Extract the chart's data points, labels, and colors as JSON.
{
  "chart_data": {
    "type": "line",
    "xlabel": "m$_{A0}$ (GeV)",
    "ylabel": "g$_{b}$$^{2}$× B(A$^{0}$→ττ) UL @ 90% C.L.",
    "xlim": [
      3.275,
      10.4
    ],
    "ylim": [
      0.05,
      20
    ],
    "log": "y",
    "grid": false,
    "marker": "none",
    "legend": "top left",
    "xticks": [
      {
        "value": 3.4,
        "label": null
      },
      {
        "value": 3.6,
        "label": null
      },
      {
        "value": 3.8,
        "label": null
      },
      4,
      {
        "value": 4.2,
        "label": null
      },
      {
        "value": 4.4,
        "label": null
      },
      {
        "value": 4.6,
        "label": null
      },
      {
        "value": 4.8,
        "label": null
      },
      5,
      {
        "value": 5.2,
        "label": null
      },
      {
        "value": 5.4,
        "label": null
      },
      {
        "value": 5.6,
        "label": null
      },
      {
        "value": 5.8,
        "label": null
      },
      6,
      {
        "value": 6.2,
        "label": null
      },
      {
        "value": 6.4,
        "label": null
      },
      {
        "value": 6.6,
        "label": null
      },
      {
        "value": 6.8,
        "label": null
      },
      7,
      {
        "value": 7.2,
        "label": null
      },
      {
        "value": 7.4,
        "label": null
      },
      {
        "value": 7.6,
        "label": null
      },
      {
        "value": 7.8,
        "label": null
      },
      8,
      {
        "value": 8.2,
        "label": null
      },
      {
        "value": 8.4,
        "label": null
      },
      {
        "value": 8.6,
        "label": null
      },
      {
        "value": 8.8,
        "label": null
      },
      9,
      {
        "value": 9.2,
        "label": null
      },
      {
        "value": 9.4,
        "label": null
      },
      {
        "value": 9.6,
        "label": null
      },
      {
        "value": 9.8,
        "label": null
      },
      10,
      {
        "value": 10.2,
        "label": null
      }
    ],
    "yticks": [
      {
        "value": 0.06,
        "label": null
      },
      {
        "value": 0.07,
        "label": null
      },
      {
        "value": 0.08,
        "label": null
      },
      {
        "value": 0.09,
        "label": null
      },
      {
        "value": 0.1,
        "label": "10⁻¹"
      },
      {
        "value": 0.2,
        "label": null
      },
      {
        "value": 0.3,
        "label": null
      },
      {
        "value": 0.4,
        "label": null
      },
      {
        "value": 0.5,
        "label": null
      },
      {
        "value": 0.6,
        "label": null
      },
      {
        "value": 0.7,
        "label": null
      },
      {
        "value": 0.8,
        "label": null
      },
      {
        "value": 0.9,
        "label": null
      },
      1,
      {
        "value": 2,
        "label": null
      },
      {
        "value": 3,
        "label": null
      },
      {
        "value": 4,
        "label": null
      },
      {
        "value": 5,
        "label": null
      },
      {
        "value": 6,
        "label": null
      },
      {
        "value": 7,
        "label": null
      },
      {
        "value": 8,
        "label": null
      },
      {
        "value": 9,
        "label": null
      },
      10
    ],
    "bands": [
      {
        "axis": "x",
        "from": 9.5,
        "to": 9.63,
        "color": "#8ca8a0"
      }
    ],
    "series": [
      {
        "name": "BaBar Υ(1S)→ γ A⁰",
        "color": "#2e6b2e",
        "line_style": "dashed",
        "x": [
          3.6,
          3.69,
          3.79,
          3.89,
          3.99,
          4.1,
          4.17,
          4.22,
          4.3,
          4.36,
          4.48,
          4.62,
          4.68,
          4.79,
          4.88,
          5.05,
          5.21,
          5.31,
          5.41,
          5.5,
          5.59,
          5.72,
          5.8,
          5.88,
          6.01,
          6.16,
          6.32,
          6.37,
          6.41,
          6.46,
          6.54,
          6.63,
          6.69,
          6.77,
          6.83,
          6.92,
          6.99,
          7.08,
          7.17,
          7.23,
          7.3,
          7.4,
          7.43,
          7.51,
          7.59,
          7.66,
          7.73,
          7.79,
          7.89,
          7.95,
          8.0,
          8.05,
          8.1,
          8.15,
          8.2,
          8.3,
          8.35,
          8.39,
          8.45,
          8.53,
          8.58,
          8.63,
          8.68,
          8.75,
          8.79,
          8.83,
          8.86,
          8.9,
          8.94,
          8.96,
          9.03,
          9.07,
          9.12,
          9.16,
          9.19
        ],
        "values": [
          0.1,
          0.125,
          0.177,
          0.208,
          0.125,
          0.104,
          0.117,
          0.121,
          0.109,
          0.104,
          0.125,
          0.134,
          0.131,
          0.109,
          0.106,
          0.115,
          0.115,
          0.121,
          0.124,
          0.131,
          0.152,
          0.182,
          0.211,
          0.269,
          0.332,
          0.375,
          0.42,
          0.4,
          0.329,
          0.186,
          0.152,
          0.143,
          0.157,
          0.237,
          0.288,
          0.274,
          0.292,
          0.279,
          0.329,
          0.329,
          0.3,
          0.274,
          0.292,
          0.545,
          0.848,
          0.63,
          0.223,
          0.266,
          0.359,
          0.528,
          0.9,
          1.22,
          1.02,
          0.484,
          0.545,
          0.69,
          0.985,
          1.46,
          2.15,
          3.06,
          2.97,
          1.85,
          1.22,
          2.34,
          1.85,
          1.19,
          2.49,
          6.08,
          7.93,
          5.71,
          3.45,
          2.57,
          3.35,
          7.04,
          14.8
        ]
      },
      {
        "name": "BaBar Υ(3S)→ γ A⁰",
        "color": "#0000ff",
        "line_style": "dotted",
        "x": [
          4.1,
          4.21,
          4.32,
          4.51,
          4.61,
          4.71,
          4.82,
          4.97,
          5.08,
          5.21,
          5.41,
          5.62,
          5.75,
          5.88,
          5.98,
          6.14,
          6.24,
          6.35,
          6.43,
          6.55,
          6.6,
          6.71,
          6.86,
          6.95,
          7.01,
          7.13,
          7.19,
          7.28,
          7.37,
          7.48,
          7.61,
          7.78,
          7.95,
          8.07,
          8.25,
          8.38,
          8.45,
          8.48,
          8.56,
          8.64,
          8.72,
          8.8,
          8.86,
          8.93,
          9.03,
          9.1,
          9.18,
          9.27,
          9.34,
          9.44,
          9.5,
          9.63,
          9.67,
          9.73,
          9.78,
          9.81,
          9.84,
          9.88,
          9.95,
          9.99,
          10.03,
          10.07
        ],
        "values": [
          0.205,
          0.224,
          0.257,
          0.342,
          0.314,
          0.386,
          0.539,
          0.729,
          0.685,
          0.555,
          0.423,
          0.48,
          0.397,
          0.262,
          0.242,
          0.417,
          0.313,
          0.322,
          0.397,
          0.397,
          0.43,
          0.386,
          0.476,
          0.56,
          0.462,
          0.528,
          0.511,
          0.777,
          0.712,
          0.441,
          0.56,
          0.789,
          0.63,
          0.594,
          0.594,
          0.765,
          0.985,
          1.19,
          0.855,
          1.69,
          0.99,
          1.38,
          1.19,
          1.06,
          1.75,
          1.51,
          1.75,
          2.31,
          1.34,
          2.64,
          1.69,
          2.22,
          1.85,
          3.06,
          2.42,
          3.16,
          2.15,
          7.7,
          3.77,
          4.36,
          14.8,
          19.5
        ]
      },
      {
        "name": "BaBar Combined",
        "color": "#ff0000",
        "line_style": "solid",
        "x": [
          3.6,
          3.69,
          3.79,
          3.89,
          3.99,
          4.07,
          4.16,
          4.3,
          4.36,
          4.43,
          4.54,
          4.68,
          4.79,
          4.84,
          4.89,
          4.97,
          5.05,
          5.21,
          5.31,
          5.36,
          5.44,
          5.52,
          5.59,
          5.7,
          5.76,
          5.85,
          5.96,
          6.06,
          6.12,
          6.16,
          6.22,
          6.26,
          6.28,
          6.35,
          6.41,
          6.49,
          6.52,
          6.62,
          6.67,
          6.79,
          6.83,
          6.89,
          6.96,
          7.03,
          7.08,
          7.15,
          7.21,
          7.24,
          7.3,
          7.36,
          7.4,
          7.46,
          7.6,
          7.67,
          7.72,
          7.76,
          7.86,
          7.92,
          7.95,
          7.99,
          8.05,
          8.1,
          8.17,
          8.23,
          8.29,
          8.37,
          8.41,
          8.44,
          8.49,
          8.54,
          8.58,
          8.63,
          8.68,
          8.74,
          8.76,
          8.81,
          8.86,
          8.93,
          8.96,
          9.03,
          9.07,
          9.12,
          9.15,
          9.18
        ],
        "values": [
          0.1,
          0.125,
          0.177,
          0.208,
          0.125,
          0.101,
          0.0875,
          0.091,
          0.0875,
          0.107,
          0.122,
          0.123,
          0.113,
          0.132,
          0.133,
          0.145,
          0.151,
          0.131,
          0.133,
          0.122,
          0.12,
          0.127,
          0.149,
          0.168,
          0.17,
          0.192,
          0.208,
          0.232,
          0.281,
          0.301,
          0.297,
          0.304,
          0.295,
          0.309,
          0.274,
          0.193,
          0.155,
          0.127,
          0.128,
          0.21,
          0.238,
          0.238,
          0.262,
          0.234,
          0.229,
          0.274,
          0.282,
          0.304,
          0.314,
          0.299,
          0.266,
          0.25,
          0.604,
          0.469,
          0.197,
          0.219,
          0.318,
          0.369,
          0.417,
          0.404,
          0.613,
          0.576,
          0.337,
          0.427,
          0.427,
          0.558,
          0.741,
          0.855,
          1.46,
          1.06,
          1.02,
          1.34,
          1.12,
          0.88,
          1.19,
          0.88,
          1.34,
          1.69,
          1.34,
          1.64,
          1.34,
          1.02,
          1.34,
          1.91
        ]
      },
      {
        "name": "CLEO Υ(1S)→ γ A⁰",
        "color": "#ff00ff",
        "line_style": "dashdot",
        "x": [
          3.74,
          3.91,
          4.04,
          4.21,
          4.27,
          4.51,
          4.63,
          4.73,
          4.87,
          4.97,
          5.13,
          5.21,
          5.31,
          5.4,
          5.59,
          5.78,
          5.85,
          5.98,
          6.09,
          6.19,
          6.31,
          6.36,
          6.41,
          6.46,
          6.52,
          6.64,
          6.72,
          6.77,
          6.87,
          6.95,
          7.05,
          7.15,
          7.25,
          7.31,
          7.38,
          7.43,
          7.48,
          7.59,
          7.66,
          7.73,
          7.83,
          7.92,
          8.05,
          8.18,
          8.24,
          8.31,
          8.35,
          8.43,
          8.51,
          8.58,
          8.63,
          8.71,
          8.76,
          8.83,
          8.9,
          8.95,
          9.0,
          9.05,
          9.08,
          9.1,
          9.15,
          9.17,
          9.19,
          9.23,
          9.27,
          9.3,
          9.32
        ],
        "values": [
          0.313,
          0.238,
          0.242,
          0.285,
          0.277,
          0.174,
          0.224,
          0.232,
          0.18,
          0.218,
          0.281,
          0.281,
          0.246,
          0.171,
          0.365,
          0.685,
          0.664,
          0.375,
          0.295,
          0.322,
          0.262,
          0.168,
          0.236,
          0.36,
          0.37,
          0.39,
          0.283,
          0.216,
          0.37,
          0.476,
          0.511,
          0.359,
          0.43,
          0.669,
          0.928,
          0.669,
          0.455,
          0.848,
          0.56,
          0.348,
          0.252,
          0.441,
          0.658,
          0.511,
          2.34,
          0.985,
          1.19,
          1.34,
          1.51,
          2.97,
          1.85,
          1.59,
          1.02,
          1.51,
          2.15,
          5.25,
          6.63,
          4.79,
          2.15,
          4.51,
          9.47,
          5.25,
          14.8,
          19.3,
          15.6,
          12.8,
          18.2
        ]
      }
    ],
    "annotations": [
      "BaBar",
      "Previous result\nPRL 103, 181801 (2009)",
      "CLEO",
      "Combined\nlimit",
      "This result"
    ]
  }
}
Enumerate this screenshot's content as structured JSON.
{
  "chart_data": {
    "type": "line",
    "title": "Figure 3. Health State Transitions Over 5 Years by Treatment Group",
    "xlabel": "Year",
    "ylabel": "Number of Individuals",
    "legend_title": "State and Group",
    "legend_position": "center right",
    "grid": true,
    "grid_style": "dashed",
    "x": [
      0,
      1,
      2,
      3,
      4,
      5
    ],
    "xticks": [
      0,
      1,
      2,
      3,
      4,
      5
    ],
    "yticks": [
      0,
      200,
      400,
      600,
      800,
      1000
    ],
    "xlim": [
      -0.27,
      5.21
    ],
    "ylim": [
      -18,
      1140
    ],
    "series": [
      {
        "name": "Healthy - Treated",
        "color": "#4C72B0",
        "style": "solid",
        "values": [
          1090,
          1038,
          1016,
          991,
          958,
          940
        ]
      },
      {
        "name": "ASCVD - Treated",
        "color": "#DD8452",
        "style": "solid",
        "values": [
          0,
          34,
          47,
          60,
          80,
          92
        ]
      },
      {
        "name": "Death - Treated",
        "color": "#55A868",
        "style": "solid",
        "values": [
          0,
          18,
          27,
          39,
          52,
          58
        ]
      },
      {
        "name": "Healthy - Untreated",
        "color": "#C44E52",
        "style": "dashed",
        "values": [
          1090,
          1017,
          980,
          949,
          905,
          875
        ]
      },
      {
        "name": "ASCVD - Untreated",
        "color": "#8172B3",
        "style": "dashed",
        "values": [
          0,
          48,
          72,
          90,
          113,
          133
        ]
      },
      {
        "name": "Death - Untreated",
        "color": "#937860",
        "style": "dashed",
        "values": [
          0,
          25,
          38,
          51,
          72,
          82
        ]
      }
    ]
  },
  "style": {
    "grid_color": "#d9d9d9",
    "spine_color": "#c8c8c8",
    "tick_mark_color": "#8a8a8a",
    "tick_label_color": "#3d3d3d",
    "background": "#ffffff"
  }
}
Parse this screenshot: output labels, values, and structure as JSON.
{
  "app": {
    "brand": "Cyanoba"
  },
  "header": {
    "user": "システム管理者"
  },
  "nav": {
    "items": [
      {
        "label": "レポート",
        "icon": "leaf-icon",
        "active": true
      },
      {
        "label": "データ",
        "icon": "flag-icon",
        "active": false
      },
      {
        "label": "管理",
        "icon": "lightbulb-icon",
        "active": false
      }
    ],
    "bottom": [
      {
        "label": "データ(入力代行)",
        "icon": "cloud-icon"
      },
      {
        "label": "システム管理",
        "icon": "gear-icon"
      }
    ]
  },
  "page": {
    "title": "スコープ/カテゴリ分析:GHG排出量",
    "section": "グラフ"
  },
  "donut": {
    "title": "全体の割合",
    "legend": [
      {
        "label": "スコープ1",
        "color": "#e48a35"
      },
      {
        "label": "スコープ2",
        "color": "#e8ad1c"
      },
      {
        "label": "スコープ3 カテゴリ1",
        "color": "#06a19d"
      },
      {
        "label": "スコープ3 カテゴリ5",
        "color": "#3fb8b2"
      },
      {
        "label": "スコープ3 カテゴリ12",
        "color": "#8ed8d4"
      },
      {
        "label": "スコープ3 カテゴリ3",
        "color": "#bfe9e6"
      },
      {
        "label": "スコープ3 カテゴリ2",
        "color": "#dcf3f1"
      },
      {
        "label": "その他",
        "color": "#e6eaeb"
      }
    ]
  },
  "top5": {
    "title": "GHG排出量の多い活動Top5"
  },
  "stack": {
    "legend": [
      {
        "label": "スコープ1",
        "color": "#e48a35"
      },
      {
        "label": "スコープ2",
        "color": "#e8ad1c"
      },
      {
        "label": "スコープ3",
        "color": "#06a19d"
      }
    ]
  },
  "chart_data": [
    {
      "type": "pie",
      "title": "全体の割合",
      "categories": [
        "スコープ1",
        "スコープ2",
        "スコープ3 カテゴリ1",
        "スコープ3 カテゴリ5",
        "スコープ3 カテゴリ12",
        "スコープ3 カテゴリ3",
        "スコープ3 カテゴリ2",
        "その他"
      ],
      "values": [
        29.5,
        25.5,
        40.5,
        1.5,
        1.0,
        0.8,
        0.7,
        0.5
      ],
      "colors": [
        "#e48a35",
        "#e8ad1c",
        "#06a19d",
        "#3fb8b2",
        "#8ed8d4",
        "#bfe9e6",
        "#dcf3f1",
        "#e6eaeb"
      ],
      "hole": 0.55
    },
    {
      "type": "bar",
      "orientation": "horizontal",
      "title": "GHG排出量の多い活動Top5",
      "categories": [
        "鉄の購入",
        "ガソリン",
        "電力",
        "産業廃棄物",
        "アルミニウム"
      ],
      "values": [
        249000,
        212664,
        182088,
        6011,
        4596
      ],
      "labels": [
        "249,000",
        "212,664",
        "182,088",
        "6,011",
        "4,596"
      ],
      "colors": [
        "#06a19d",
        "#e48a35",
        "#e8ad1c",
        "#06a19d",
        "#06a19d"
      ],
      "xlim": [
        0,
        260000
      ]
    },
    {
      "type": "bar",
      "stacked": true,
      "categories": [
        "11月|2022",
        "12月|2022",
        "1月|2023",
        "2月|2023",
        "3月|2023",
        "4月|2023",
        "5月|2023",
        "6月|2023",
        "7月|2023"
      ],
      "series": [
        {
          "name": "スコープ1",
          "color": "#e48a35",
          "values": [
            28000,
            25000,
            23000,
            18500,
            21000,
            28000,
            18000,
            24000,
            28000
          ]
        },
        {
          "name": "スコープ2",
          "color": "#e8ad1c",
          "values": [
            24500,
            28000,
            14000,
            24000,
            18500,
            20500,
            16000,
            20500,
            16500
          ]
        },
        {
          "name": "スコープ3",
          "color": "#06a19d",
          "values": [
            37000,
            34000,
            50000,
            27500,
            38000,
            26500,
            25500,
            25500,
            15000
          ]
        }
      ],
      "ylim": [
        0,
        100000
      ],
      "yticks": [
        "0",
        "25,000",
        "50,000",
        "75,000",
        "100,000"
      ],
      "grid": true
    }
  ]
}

WORK INSTRUCTIONS =>
Where a line of the data holds "Combined", show that line.

COMPLETED EXERCISE =>
        "name": "BaBar Combined",
      "Combined\nlimit",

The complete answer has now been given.